*Extrait du texte*.
::::::::

Les promesses du Déluge : effondrement des récits et récits de l'effondrement dans l'art du XXe et du XXIe siècles

Publié le par Alexandre Gefen (Source : Camille Prunet)

Le Laboratoire de l'Art & de l'Eau de l'école supérieure d'art & médias de Caen/Cherbourg organise à Caen, au printemps 2015, un événement composé de deux journées d'étude et d'une exposition sur les rapports entre l'art et l'imaginaire de la catastrophe. Ce projet entend convoquer des interventions d'artistes, de critiques, d’historiens de l’art et de chercheurs en sciences humaines et sociales, afin de constituer des zones de « frottements interdisciplinaires » (Morin).
Bien qu’il concerne en priorité le champ des arts plastiques, il vise aussi à questionner les domaines de la littérature, du cinéma, de la bande dessinée et des productions télévisuelles. Lors de ces journées d'étude, résolument ouvertes à la diversité des approches, plusieurs modes de présentation pourront être envisagés : montages multimédia, performances, conférences, etc... Ces journées d'étude visent ainsi articuler et à organiser la porosité entre les langages universitaires, critiques et artistiques. De manière semblable, la publication qui découlera de cet événement sera l'occasion d'un partage de l'espace de l'édition entre interventions textuelles et propositions visuelles.
Cet appel à contributions s'adresse à des artistes, des critiques, des historiens de l’art et des chercheurs en sciences humaines et sociales.

::::::::

*Données affichées*.
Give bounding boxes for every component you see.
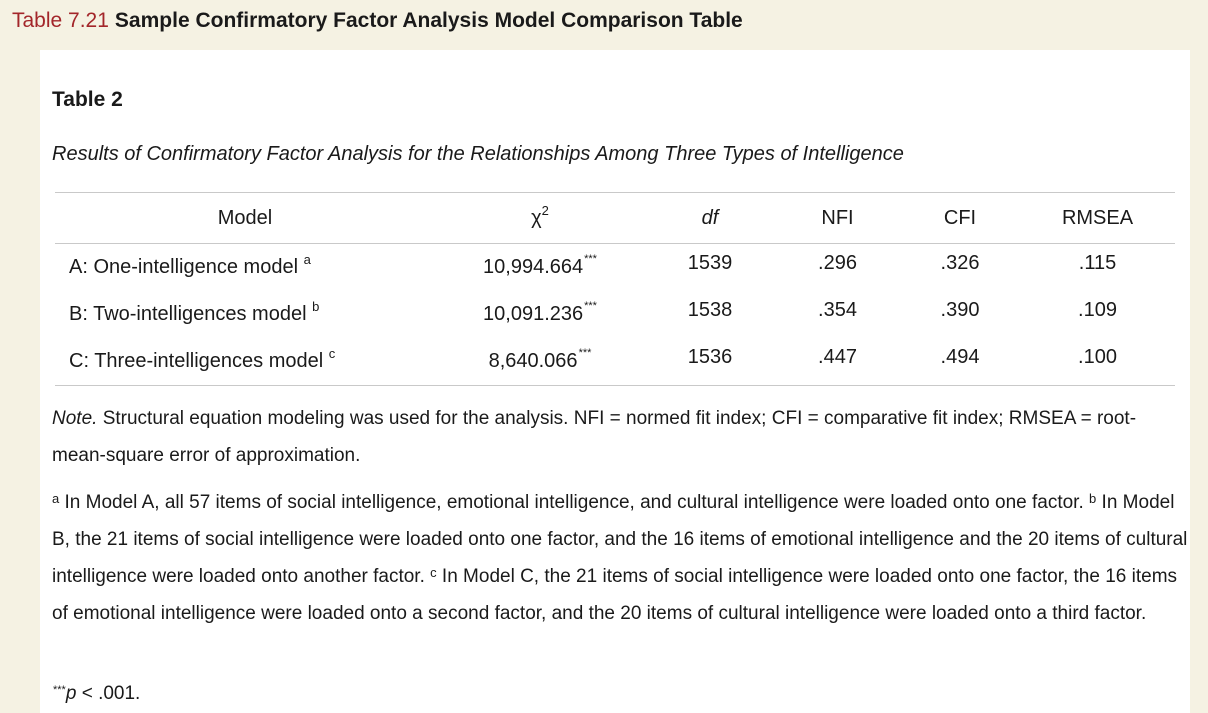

::::::::

*Objectif*. Réécrivez le passage de l'extrait du texte qui commence par « Bien qu’il concerne » et se poursuit jusqu'à « humaines et sociales. », en substituant « théâtre » à « cinéma ».

*Résultat attendu*.
Bien qu’il concerne en priorité le champ des arts plastiques, il vise aussi à questionner les domaines de la littérature, du théâtre, de la bande dessinée et des productions télévisuelles. Lors de ces journées d'étude, résolument ouvertes à la diversité des approches, plusieurs modes de présentation pourront être envisagés : montages multimédia, performances, conférences, etc... Ces journées d'étude visent ainsi articuler et à organiser la porosité entre les langages universitaires, critiques et artistiques. De manière semblable, la publication qui découlera de cet événement sera l'occasion d'un partage de l'espace de l'édition entre interventions textuelles et propositions visuelles.
Cet appel à contributions s'adresse à des artistes, des critiques, des historiens de l’art et des chercheurs en sciences humaines et sociales.